> **WHAT TO PRODUCE**
State, as a number alone, how many lines of the entries contain the word "level".

----- RECORDS FOR THIS EXERCISE

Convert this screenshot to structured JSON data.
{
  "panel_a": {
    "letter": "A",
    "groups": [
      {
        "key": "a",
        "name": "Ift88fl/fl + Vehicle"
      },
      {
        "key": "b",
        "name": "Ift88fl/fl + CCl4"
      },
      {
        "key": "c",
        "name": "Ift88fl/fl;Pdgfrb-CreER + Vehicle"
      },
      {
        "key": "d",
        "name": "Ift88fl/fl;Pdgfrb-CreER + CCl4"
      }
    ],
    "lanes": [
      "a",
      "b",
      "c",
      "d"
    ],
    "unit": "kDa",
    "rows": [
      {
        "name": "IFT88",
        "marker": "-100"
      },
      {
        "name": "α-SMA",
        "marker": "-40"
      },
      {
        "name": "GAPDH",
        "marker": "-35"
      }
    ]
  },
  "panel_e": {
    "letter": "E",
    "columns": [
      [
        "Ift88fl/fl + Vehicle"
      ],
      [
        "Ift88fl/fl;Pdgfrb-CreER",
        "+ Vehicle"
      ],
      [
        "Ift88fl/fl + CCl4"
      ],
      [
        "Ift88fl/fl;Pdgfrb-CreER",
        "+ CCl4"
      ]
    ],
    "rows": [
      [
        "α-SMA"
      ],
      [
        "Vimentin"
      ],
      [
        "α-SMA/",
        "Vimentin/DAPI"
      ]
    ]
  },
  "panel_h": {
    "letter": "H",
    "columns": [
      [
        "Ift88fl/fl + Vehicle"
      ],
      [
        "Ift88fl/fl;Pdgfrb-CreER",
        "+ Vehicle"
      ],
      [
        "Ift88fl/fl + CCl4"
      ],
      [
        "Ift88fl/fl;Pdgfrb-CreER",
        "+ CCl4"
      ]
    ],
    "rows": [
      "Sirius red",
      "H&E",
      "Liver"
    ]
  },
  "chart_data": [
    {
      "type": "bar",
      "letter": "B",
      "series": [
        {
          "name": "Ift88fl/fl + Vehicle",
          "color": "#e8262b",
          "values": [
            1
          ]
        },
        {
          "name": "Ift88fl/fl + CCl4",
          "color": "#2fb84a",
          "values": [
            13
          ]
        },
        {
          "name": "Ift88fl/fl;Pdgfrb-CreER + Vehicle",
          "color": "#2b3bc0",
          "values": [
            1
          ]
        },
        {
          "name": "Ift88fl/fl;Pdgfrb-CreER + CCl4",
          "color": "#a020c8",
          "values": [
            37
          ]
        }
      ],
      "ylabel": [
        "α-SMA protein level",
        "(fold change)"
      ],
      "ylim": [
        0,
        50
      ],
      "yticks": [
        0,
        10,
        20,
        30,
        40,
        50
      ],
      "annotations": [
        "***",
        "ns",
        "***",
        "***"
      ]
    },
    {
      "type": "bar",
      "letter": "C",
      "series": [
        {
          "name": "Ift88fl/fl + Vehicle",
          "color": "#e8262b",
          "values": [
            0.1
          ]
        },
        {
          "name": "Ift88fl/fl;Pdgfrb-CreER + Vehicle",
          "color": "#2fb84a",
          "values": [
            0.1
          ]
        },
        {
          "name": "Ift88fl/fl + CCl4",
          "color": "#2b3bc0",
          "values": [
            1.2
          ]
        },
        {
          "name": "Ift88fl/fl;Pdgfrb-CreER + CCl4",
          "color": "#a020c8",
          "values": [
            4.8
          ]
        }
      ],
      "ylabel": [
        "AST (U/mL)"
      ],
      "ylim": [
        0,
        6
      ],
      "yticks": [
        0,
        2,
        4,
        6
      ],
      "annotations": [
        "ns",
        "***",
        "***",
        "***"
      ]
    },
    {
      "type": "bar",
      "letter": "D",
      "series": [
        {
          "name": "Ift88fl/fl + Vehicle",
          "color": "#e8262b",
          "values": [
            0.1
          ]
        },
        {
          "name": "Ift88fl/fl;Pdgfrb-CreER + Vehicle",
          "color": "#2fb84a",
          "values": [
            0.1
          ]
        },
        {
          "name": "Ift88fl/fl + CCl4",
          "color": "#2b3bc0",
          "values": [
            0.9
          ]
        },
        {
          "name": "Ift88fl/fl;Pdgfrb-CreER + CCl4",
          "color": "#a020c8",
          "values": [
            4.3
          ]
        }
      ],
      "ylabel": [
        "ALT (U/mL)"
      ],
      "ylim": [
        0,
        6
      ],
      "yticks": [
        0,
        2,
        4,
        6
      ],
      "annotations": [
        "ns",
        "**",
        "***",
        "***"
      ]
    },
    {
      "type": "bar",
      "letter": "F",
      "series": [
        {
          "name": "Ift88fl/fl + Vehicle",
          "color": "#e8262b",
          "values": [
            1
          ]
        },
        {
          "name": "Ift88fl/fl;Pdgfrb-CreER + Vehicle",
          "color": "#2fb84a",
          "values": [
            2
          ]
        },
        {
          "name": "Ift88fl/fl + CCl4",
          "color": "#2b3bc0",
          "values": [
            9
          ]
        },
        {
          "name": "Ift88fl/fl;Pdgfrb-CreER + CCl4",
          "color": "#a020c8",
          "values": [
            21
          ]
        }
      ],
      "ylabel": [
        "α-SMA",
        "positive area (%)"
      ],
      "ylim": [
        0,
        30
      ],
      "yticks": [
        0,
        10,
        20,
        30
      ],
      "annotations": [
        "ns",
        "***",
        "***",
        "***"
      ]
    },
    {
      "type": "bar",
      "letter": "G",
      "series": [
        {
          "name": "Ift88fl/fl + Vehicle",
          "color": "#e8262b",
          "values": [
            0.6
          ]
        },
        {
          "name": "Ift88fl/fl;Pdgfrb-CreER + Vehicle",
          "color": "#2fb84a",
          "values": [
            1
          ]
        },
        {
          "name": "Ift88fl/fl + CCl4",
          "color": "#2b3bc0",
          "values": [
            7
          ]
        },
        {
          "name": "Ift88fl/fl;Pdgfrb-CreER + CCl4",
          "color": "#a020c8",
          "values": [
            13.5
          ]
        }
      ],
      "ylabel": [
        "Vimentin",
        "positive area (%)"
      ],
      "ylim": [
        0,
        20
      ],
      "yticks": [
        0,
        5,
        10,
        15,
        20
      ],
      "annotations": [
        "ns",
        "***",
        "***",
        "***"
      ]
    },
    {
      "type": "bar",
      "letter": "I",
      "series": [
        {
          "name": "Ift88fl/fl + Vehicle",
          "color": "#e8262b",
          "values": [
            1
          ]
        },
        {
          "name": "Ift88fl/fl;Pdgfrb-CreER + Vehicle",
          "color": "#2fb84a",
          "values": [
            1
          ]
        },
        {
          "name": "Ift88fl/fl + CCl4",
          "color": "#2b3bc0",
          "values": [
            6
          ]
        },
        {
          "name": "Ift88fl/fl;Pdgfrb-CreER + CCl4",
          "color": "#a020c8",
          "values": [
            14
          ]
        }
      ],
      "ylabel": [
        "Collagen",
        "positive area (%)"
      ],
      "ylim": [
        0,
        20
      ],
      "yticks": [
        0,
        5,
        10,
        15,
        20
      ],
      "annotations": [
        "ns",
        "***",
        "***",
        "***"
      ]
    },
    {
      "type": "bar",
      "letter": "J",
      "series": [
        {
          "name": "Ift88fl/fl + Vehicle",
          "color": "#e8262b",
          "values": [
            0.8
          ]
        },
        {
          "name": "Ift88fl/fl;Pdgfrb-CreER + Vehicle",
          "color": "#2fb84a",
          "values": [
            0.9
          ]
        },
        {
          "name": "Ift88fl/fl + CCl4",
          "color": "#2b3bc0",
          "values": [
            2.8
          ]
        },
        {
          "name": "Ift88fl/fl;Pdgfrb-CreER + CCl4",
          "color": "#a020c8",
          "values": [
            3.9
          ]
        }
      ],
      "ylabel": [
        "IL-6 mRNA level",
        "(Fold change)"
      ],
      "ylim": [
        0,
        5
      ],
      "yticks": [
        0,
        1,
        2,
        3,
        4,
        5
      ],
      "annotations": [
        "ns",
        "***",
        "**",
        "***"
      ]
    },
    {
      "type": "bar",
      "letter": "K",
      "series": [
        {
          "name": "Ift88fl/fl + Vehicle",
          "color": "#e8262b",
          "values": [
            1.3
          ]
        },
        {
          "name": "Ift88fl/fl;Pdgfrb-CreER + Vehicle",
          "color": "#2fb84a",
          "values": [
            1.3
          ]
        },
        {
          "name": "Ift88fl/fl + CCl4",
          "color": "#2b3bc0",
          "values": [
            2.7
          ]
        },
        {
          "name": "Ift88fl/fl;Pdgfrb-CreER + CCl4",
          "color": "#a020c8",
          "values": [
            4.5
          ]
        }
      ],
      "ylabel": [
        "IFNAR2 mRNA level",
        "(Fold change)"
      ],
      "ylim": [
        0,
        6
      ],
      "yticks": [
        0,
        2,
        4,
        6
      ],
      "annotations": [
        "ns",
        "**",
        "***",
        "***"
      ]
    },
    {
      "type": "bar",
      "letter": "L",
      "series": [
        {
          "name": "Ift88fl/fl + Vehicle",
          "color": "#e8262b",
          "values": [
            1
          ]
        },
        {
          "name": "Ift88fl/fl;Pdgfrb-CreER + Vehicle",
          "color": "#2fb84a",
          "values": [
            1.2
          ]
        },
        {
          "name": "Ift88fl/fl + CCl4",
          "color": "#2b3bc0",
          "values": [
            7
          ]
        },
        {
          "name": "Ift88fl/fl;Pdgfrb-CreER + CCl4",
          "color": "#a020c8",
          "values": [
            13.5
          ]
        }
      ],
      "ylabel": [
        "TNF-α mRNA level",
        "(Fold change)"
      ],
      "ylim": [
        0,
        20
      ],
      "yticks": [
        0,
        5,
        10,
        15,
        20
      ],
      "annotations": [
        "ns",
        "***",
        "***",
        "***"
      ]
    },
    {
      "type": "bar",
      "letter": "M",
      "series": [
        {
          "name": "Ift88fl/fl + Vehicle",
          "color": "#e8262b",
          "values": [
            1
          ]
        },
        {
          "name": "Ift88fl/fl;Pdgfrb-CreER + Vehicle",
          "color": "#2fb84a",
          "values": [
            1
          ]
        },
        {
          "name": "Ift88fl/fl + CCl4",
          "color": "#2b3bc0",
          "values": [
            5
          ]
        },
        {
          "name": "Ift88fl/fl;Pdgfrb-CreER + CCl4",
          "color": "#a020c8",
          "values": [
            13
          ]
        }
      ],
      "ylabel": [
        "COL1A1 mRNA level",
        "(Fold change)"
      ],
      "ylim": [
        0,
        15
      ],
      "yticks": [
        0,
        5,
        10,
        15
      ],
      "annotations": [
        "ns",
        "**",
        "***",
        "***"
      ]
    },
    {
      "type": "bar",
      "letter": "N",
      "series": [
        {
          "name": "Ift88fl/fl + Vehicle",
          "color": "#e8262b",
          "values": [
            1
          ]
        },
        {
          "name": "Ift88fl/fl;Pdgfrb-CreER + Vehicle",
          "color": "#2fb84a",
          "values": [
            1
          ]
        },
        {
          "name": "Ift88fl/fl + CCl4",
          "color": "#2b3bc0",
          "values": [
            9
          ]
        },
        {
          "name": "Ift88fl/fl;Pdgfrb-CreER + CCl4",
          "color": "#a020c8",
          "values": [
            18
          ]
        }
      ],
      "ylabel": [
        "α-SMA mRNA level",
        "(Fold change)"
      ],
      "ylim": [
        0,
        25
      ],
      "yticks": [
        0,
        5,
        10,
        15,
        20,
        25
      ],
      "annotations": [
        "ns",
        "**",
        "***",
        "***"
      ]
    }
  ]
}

----------

> **RESPONSE AREA**
6